— SHORT EXERCISE —
Using the records below, give the number of lines where the word "Warahmatullahi" appears, with no further output.

(Extracted data entries)

______

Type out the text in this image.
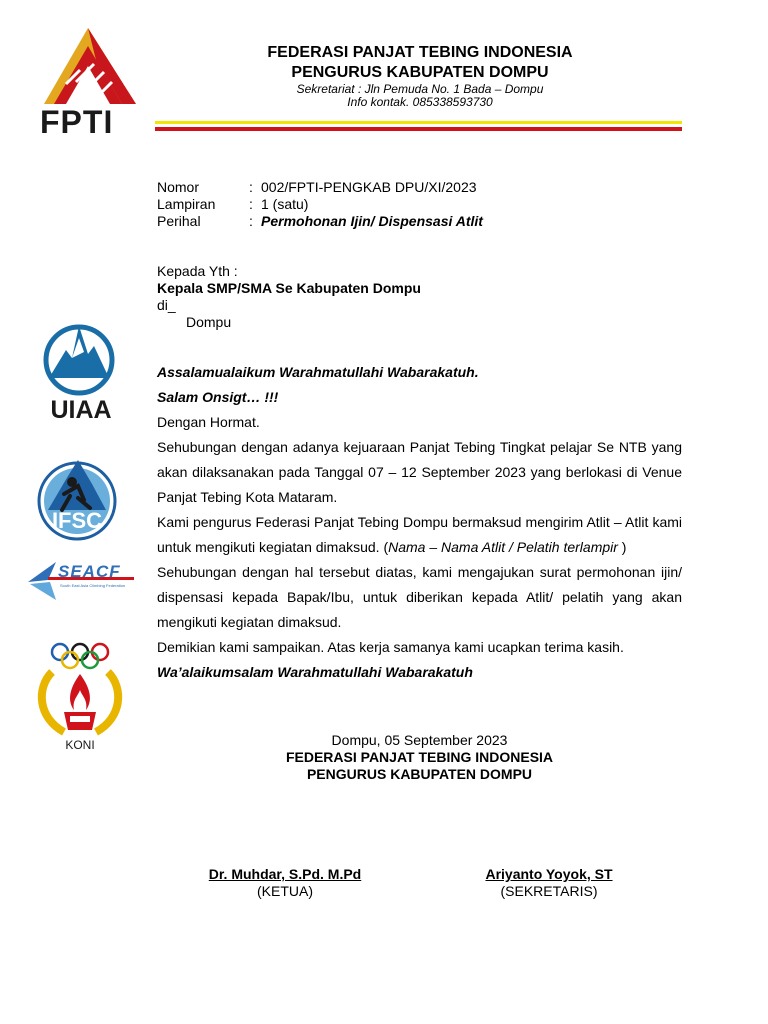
FPTI
FEDERASI PANJAT TEBING INDONESIA
PENGURUS KABUPATEN DOMPU
Sekretariat : Jln Pemuda No. 1 Bada – Dompu
Info kontak. 085338593730
Nomor	: 002/FPTI-PENGKAB DPU/XI/2023
Lampiran : 1 (satu)
Perihal	: Permohonan Ijin/ Dispensasi Atlit
Kepada Yth :
Kepala SMP/SMA Se Kabupaten Dompu
di_
Dompu

Assalamualaikum Warahmatullahi Wabarakatuh.

Salam Onsigt… !!!

Dengan Hormat.

Sehubungan dengan adanya kejuaraan Panjat Tebing Tingkat pelajar Se NTB yang akan dilaksanakan pada Tanggal 07 – 12 September 2023 yang berlokasi di Venue Panjat Tebing Kota Mataram.

Kami pengurus Federasi Panjat Tebing Dompu bermaksud mengirim Atlit – Atlit kami untuk mengikuti kegiatan dimaksud. (Nama – Nama Atlit / Pelatih terlampir )

Sehubungan dengan hal tersebut diatas, kami mengajukan surat permohonan ijin/ dispensasi kepada Bapak/Ibu, untuk diberikan kepada Atlit/ pelatih yang akan mengikuti kegiatan dimaksud.

Demikian kami sampaikan. Atas kerja samanya kami ucapkan terima kasih.

Wa’alaikumsalam Warahmatullahi Wabarakatuh

Dompu, 05 September 2023
FEDERASI PANJAT TEBING INDONESIA
PENGURUS KABUPATEN DOMPU
Dr. Muhdar, S.Pd. M.Pd
(KETUA)
Ariyanto Yoyok, ST
(SEKRETARIS)
UIAA
IFSC
SEACF
South East Asia Climbing Federation
KONI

______

— RIGHT ANSWER —
2